─── SUPPLIED RECORDS

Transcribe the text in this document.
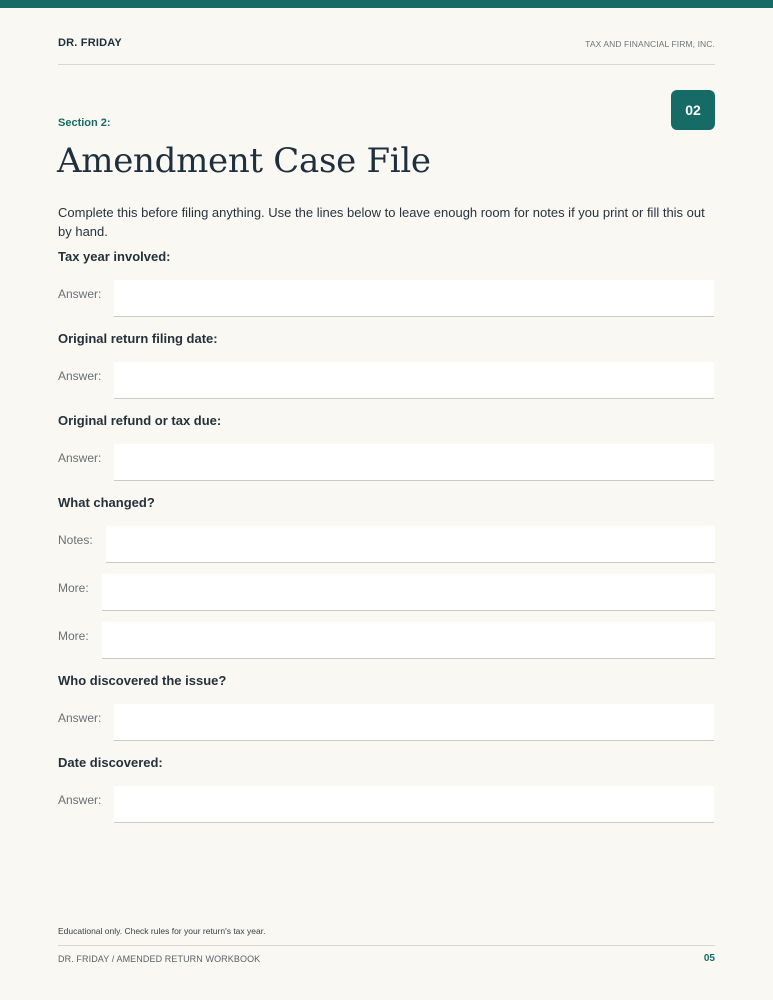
DR. FRIDAY	TAX AND FINANCIAL FIRM, INC.
Section 2:
02
Amendment Case File

Complete this before filing anything. Use the lines below to leave enough room for notes if you print or fill this out by hand.

Tax year involved:
Answer:
Original return filing date:
Answer:
Original refund or tax due:
Answer:
What changed?
Notes:
More:
More:
Who discovered the issue?
Answer:
Date discovered:
Answer:
Educational only. Check rules for your return's tax year.
DR. FRIDAY / AMENDED RETURN WORKBOOK	05
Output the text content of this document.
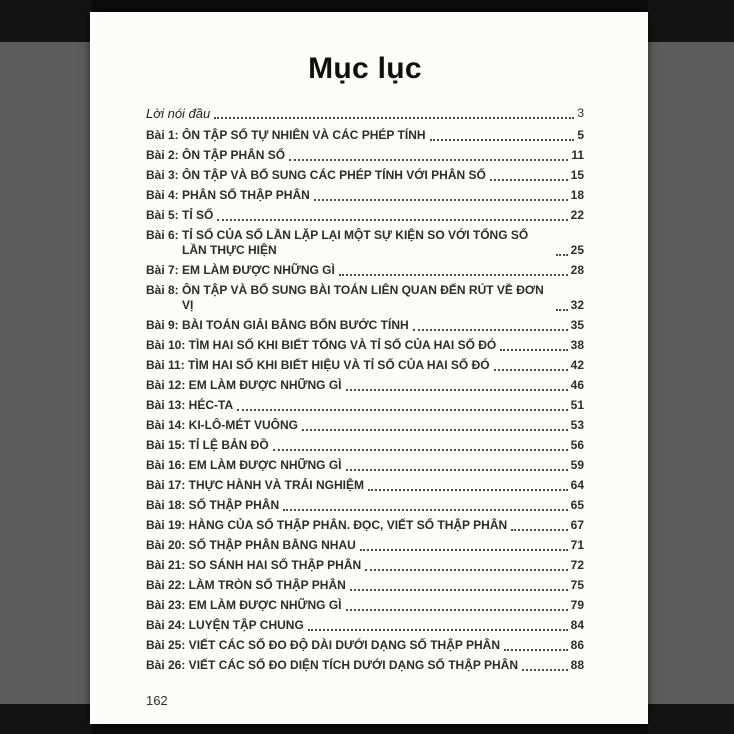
Mục lục
Lời nói đầu	3
Bài 1: ÔN TẬP SỐ TỰ NHIÊN VÀ CÁC PHÉP TÍNH	5
Bài 2: ÔN TẬP PHÂN SỐ	11
Bài 3: ÔN TẬP VÀ BỔ SUNG CÁC PHÉP TÍNH VỚI PHÂN SỐ	15
Bài 4: PHÂN SỐ THẬP PHÂN	18
Bài 5: TỈ SỐ	22
Bài 6: TỈ SỐ CỦA SỐ LẦN LẶP LẠI MỘT SỰ KIỆN SO VỚI TỔNG SỐ LẦN THỰC HIỆN	25
Bài 7: EM LÀM ĐƯỢC NHỮNG GÌ	28
Bài 8: ÔN TẬP VÀ BỔ SUNG BÀI TOÁN LIÊN QUAN ĐẾN RÚT VỀ ĐƠN VỊ	32
Bài 9: BÀI TOÁN GIẢI BẰNG BỐN BƯỚC TÍNH	35
Bài 10: TÌM HAI SỐ KHI BIẾT TỔNG VÀ TỈ SỐ CỦA HAI SỐ ĐÓ	38
Bài 11: TÌM HAI SỐ KHI BIẾT HIỆU VÀ TỈ SỐ CỦA HAI SỐ ĐÓ	42
Bài 12: EM LÀM ĐƯỢC NHỮNG GÌ	46
Bài 13: HÉC-TA	51
Bài 14: KI-LÔ-MÉT VUÔNG	53
Bài 15: TỈ LỆ BẢN ĐỒ	56
Bài 16: EM LÀM ĐƯỢC NHỮNG GÌ	59
Bài 17: THỰC HÀNH VÀ TRẢI NGHIỆM	64
Bài 18: SỐ THẬP PHÂN	65
Bài 19: HÀNG CỦA SỐ THẬP PHÂN. ĐỌC, VIẾT SỐ THẬP PHÂN	67
Bài 20: SỐ THẬP PHÂN BẰNG NHAU	71
Bài 21: SO SÁNH HAI SỐ THẬP PHÂN	72
Bài 22: LÀM TRÒN SỐ THẬP PHÂN	75
Bài 23: EM LÀM ĐƯỢC NHỮNG GÌ	79
Bài 24: LUYỆN TẬP CHUNG	84
Bài 25: VIẾT CÁC SỐ ĐO ĐỘ DÀI DƯỚI DẠNG SỐ THẬP PHÂN	86
Bài 26: VIẾT CÁC SỐ ĐO DIỆN TÍCH DƯỚI DẠNG SỐ THẬP PHÂN	88
162
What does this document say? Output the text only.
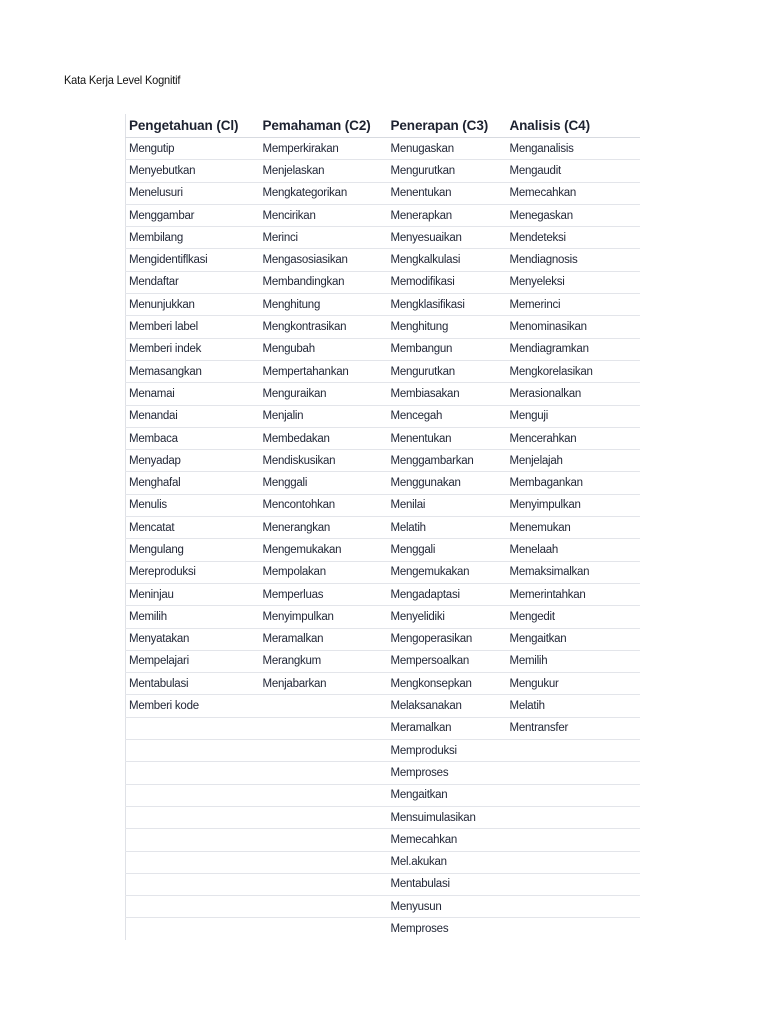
Kata Kerja Level Kognitif
Pengetahuan (Cl)	Pemahaman (C2)	Penerapan (C3)	Analisis (C4)
Mengutip	Memperkirakan	Menugaskan	Menganalisis
Menyebutkan	Menjelaskan	Mengurutkan	Mengaudit
Menelusuri	Mengkategorikan	Menentukan	Memecahkan
Menggambar	Mencirikan	Menerapkan	Menegaskan
Membilang	Merinci	Menyesuaikan	Mendeteksi
Mengidentiflkasi	Mengasosiasikan	Mengkalkulasi	Mendiagnosis
Mendaftar	Membandingkan	Memodifikasi	Menyeleksi
Menunjukkan	Menghitung	Mengklasifikasi	Memerinci
Memberi label	Mengkontrasikan	Menghitung	Menominasikan
Memberi indek	Mengubah	Membangun	Mendiagramkan
Memasangkan	Mempertahankan	Mengurutkan	Mengkorelasikan
Menamai	Menguraikan	Membiasakan	Merasionalkan
Menandai	Menjalin	Mencegah	Menguji
Membaca	Membedakan	Menentukan	Mencerahkan
Menyadap	Mendiskusikan	Menggambarkan	Menjelajah
Menghafal	Menggali	Menggunakan	Membagankan
Menulis	Mencontohkan	Menilai	Menyimpulkan
Mencatat	Menerangkan	Melatih	Menemukan
Mengulang	Mengemukakan	Menggali	Menelaah
Mereproduksi	Mempolakan	Mengemukakan	Memaksimalkan
Meninjau	Memperluas	Mengadaptasi	Memerintahkan
Memilih	Menyimpulkan	Menyelidiki	Mengedit
Menyatakan	Meramalkan	Mengoperasikan	Mengaitkan
Mempelajari	Merangkum	Mempersoalkan	Memilih
Mentabulasi	Menjabarkan	Mengkonsepkan	Mengukur
Memberi kode		Melaksanakan	Melatih
		Meramalkan	Mentransfer
		Memproduksi	
		Memproses	
		Mengaitkan	
		Mensuimulasikan	
		Memecahkan	
		Mel.akukan	
		Mentabulasi	
		Menyusun	
		Memproses	
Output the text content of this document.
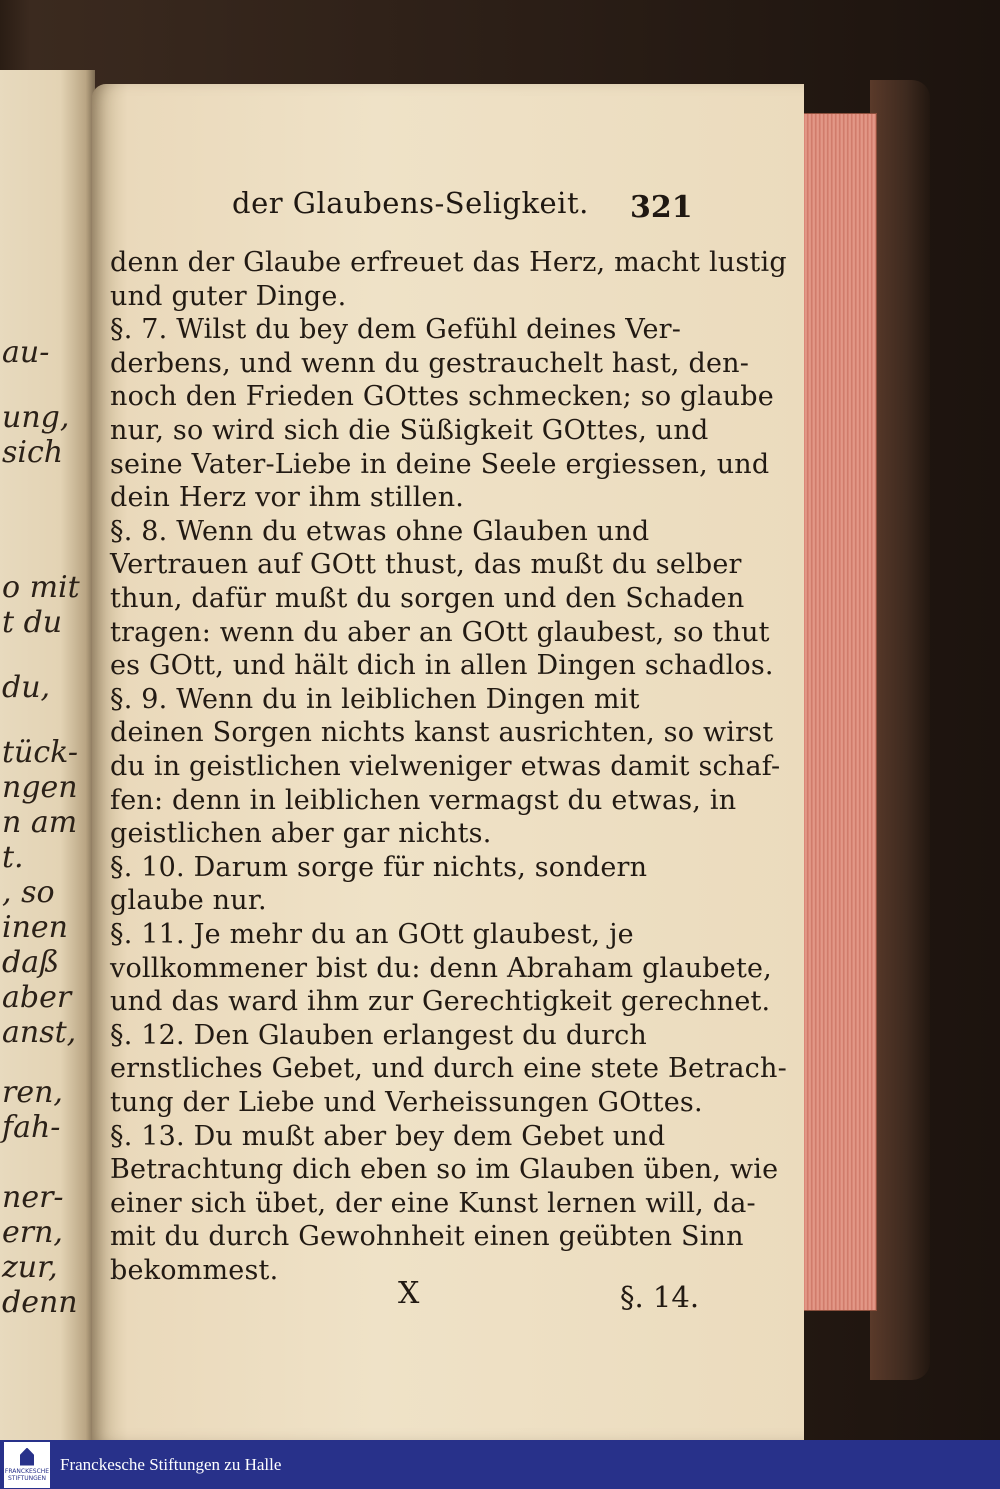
au-
ung,
sich
o mit
t du
du,
tück-
ngen
n am
t.
, so
inen
daß
aber
anst,
ren,
fah-
ner-
ern,
zur,
denn
der Glaubens-Seligkeit. 321
denn der Glaube erfreuet das Herz, macht lustig
und guter Dinge.
§. 7. Wilst du bey dem Gefühl deines Ver-
derbens, und wenn du gestrauchelt hast, den-
noch den Frieden GOttes schmecken; so glaube
nur, so wird sich die Süßigkeit GOttes, und
seine Vater-Liebe in deine Seele ergiessen, und
dein Herz vor ihm stillen.
§. 8. Wenn du etwas ohne Glauben und
Vertrauen auf GOtt thust, das mußt du selber
thun, dafür mußt du sorgen und den Schaden
tragen: wenn du aber an GOtt glaubest, so thut
es GOtt, und hält dich in allen Dingen schadlos.
§. 9. Wenn du in leiblichen Dingen mit
deinen Sorgen nichts kanst ausrichten, so wirst
du in geistlichen vielweniger etwas damit schaf-
fen: denn in leiblichen vermagst du etwas, in
geistlichen aber gar nichts.
§. 10. Darum sorge für nichts, sondern
glaube nur.
§. 11. Je mehr du an GOtt glaubest, je
vollkommener bist du: denn Abraham glaubete,
und das ward ihm zur Gerechtigkeit gerechnet.
§. 12. Den Glauben erlangest du durch
ernstliches Gebet, und durch eine stete Betrach-
tung der Liebe und Verheissungen GOttes.
§. 13. Du mußt aber bey dem Gebet und
Betrachtung dich eben so im Glauben üben, wie
einer sich übet, der eine Kunst lernen will, da-
mit du durch Gewohnheit einen geübten Sinn
bekommest.
X	§. 14.
FRANCKESCHE STIFTUNGEN
Franckesche Stiftungen zu Halle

──────

Count the lines in the records above that hold the word "Original", and give only that number.

2